### Exercise task
Reproduce each of the following entries line for line, changing nothing.

-- Begin --

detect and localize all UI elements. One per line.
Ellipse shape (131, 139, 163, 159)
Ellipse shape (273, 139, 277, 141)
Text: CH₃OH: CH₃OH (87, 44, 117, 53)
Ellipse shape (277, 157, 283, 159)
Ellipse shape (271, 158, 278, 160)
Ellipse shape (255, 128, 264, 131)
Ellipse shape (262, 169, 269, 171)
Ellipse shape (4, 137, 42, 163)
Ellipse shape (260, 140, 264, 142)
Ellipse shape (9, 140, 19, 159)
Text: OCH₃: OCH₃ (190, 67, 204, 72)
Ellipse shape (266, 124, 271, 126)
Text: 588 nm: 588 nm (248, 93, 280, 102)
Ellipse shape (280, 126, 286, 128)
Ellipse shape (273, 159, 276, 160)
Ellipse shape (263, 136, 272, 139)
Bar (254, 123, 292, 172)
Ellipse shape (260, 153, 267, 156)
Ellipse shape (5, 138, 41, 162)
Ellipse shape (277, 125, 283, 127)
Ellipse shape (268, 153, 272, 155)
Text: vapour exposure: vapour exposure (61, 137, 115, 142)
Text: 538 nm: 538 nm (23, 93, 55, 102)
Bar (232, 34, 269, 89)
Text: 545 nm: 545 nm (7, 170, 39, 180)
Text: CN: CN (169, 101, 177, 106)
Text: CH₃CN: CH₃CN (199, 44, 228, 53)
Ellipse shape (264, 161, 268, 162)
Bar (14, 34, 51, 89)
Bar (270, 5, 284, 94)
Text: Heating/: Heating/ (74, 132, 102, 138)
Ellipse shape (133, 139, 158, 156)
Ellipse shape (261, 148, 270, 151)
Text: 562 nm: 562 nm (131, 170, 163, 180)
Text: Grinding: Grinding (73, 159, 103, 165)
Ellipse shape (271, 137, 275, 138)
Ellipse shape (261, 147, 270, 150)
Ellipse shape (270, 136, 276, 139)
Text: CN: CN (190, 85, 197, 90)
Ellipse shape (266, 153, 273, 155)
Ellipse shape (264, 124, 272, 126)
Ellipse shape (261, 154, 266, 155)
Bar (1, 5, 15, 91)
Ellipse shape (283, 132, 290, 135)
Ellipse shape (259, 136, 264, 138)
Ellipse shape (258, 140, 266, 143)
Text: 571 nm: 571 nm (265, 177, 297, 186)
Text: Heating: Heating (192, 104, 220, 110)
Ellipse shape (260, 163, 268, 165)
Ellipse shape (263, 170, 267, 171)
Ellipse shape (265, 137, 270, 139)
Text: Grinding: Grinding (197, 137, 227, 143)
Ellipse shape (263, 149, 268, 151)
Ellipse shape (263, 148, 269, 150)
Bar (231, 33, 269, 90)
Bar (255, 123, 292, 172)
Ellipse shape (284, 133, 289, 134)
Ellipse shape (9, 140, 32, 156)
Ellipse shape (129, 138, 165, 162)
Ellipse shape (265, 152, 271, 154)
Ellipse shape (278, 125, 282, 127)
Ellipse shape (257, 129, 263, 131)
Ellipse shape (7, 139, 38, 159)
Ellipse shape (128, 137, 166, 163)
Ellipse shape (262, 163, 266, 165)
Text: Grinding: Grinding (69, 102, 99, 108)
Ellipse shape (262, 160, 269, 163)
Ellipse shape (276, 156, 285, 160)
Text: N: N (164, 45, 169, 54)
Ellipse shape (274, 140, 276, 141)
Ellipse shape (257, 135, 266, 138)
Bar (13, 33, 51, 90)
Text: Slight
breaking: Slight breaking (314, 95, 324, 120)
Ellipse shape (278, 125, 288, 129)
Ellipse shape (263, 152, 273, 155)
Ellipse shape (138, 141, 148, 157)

-- End --

### Exercise result
detect and localize all UI elements. One per line.
Ellipse shape (131, 139, 163, 159)
Ellipse shape (273, 139, 277, 141)
Text: CH₃OH: CH₃OH (87, 44, 117, 53)
Ellipse shape (277, 157, 283, 159)
Ellipse shape (271, 158, 278, 160)
Ellipse shape (255, 128, 264, 131)
Ellipse shape (262, 169, 269, 171)
Ellipse shape (4, 137, 42, 163)
Ellipse shape (260, 140, 264, 142)
Ellipse shape (9, 140, 19, 159)
Text: OCH₃: OCH₃ (190, 67, 204, 72)
Ellipse shape (266, 124, 271, 126)
Text: 588 nm: 588 nm (248, 93, 280, 102)
Ellipse shape (280, 126, 286, 128)
Ellipse shape (273, 159, 276, 160)
Ellipse shape (263, 136, 272, 139)
Bar (254, 123, 292, 172)
Ellipse shape (260, 153, 267, 156)
Ellipse shape (5, 138, 41, 162)
Ellipse shape (277, 125, 283, 127)
Ellipse shape (268, 153, 272, 155)
Text: vapour exposure: vapour exposure (61, 137, 115, 142)
Text: 538 nm: 538 nm (23, 93, 55, 102)
Bar (232, 34, 269, 89)
Text: 545 nm: 545 nm (7, 170, 39, 180)
Text: CN: CN (169, 101, 177, 106)
Text: CH₃CN: CH₃CN (199, 44, 228, 53)
Ellipse shape (264, 161, 268, 162)
Bar (14, 34, 51, 89)
Bar (270, 5, 284, 94)
Text: Heating/: Heating/ (74, 132, 102, 138)
Ellipse shape (133, 139, 158, 156)
Ellipse shape (261, 148, 270, 151)
Text: 562 nm: 562 nm (131, 170, 163, 180)
Text: Grinding: Grinding (73, 159, 103, 165)
Ellipse shape (271, 137, 275, 138)
Ellipse shape (261, 147, 270, 150)
Ellipse shape (270, 136, 276, 139)
Text: CN: CN (190, 85, 197, 90)
Ellipse shape (266, 153, 273, 155)
Ellipse shape (264, 124, 272, 126)
Ellipse shape (261, 154, 266, 155)
Bar (1, 5, 15, 91)
Ellipse shape (283, 132, 290, 135)
Ellipse shape (259, 136, 264, 138)
Ellipse shape (258, 140, 266, 143)
Text: 571 nm: 571 nm (265, 177, 297, 186)
Text: Heating: Heating (192, 104, 220, 110)
Ellipse shape (260, 163, 268, 165)
Ellipse shape (263, 170, 267, 171)
Ellipse shape (265, 137, 270, 139)
Text: Grinding: Grinding (197, 137, 227, 143)
Ellipse shape (263, 149, 268, 151)
Ellipse shape (263, 148, 269, 150)
Bar (231, 33, 269, 90)
Bar (255, 123, 292, 172)
Ellipse shape (284, 133, 289, 134)
Ellipse shape (9, 140, 32, 156)
Ellipse shape (129, 138, 165, 162)
Ellipse shape (265, 152, 271, 154)
Ellipse shape (278, 125, 282, 127)
Ellipse shape (257, 129, 263, 131)
Ellipse shape (7, 139, 38, 159)
Ellipse shape (128, 137, 166, 163)
Ellipse shape (262, 163, 266, 165)
Text: Grinding: Grinding (69, 102, 99, 108)
Ellipse shape (262, 160, 269, 163)
Ellipse shape (276, 156, 285, 160)
Text: N: N (164, 45, 169, 54)
Ellipse shape (274, 140, 276, 141)
Ellipse shape (257, 135, 266, 138)
Bar (13, 33, 51, 90)
Text: Slight
breaking: Slight breaking (314, 95, 324, 120)
Ellipse shape (278, 125, 288, 129)
Ellipse shape (263, 152, 273, 155)
Ellipse shape (138, 141, 148, 157)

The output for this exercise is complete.